(Figure content listings)
◆ ◆ ◆ ◆

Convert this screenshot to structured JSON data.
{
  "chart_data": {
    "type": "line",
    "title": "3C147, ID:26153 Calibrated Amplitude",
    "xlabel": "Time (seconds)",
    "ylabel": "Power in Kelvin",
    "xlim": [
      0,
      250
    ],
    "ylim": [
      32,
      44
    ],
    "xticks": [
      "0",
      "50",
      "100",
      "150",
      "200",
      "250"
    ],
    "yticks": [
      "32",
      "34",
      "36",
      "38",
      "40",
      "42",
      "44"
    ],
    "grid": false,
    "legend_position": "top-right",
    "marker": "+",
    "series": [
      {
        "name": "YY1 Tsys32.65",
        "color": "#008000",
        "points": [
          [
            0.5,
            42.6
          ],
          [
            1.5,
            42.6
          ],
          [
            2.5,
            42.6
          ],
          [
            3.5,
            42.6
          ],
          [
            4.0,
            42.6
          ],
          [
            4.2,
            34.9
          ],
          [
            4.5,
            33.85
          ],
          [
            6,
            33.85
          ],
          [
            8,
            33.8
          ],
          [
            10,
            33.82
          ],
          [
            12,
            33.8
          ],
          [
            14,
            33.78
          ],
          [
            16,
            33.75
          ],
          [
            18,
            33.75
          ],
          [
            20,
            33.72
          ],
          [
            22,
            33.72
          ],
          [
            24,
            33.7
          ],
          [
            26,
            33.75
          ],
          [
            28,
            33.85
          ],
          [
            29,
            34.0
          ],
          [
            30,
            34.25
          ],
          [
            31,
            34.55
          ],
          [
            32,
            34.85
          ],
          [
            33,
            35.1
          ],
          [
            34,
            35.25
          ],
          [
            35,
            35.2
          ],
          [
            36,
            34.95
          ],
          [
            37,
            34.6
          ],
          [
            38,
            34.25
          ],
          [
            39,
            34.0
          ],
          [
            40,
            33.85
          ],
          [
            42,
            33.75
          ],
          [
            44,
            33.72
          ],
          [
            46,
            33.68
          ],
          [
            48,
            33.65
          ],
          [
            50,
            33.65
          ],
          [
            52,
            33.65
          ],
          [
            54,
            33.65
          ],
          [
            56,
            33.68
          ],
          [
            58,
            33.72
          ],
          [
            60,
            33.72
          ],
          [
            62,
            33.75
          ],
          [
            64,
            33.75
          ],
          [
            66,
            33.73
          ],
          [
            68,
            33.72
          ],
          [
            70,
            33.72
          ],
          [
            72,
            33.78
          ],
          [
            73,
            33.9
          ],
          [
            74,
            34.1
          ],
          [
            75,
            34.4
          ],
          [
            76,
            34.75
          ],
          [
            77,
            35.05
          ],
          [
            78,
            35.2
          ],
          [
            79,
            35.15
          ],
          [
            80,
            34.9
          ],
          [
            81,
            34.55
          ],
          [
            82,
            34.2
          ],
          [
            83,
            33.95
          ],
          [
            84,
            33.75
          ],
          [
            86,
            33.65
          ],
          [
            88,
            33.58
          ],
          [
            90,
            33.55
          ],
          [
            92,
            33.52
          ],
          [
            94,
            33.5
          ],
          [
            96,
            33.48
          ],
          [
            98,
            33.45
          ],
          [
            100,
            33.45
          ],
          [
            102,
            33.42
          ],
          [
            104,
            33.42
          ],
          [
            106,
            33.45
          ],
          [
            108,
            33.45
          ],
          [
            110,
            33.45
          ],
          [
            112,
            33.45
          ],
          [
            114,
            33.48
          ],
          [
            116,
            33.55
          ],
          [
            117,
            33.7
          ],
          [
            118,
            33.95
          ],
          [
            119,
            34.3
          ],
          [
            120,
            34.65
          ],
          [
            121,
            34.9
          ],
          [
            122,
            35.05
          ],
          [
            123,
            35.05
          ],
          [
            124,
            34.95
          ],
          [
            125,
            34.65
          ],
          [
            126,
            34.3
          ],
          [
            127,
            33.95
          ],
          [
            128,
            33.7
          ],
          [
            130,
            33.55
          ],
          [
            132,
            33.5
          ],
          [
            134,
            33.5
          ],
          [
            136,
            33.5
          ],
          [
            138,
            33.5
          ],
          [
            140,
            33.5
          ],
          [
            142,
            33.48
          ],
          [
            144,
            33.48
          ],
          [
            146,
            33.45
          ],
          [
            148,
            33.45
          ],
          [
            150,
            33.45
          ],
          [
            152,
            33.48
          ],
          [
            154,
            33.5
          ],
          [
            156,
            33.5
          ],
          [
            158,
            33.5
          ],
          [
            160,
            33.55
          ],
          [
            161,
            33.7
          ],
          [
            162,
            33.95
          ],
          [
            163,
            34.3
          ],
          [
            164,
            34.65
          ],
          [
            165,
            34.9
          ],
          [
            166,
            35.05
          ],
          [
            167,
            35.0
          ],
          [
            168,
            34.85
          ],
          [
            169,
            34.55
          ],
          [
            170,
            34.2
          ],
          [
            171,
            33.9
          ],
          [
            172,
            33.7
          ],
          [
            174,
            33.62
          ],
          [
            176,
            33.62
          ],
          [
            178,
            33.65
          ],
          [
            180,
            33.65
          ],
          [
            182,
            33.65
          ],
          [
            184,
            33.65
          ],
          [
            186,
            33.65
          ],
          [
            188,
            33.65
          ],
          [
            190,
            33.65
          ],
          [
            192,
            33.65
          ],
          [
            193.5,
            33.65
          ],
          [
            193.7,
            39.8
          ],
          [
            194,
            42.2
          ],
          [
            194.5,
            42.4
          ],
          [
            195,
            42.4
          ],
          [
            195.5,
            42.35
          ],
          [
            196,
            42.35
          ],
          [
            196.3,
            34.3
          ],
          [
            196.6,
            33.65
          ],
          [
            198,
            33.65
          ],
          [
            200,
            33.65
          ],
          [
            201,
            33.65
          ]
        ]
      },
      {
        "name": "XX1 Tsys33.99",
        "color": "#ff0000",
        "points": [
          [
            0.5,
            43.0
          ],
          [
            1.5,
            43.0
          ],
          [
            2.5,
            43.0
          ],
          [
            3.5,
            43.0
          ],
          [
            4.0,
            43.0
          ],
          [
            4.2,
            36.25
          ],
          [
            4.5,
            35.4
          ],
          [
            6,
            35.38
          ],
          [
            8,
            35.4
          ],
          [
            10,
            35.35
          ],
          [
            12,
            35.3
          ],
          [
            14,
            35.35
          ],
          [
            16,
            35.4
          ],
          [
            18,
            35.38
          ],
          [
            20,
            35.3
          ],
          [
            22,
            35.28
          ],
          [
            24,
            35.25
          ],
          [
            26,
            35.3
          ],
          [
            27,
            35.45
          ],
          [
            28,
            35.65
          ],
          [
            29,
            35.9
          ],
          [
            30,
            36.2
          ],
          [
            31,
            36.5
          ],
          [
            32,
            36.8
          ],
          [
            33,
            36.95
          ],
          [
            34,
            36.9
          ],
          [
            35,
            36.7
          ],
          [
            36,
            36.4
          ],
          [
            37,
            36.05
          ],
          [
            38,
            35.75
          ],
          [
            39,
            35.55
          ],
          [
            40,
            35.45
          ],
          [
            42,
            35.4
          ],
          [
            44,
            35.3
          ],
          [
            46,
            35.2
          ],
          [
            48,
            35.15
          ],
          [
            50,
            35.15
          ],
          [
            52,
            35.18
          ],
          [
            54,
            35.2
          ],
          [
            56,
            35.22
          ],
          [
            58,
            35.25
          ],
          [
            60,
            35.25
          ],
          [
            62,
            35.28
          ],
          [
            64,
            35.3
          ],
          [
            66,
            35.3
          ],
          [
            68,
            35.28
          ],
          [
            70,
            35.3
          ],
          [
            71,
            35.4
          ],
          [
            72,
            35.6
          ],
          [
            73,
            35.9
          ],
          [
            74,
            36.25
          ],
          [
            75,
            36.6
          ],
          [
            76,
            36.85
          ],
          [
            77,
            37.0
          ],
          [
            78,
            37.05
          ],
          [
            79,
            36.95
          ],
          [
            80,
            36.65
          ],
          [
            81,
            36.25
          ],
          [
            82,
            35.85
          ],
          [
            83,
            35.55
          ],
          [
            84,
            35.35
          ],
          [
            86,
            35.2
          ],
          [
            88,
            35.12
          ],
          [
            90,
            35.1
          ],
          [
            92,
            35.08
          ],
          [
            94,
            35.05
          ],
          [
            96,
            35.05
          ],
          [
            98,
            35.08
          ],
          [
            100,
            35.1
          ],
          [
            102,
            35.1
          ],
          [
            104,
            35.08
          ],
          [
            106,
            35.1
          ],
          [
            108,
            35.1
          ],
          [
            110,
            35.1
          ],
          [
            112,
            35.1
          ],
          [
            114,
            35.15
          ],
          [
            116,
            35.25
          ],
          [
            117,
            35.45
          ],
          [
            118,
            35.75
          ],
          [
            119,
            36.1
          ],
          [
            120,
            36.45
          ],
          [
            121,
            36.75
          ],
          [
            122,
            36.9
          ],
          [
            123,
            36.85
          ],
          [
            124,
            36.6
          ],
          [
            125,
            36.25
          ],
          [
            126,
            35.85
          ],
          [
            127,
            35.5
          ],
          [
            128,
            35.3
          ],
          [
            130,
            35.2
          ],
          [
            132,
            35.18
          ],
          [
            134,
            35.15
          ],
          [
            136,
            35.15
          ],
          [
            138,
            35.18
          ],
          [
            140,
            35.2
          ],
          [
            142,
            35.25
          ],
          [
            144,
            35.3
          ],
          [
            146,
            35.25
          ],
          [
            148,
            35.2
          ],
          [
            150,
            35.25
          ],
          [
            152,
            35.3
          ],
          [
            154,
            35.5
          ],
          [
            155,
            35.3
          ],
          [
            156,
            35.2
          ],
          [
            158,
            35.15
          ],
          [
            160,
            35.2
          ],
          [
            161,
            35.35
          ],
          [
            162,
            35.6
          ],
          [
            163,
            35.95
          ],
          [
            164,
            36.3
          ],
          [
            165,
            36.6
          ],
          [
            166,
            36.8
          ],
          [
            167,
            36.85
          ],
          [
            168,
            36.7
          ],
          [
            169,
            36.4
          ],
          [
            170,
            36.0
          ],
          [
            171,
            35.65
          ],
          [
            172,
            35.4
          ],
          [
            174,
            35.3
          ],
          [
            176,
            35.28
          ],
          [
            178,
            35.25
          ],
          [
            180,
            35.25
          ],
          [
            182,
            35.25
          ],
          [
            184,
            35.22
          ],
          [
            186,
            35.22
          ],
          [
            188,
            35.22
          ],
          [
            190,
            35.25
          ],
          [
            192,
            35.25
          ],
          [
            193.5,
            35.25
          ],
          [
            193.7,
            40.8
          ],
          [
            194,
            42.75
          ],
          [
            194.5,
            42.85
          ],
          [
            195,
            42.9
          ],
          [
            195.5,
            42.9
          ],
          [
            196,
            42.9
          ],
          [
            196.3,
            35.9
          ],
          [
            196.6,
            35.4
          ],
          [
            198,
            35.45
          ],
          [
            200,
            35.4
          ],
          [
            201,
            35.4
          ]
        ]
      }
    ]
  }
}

◆ ◆ ◆ ◆

**Exercise goal:** State the count of lines in the data holding the word "name", adding nothing to it.

**Finished task:** 2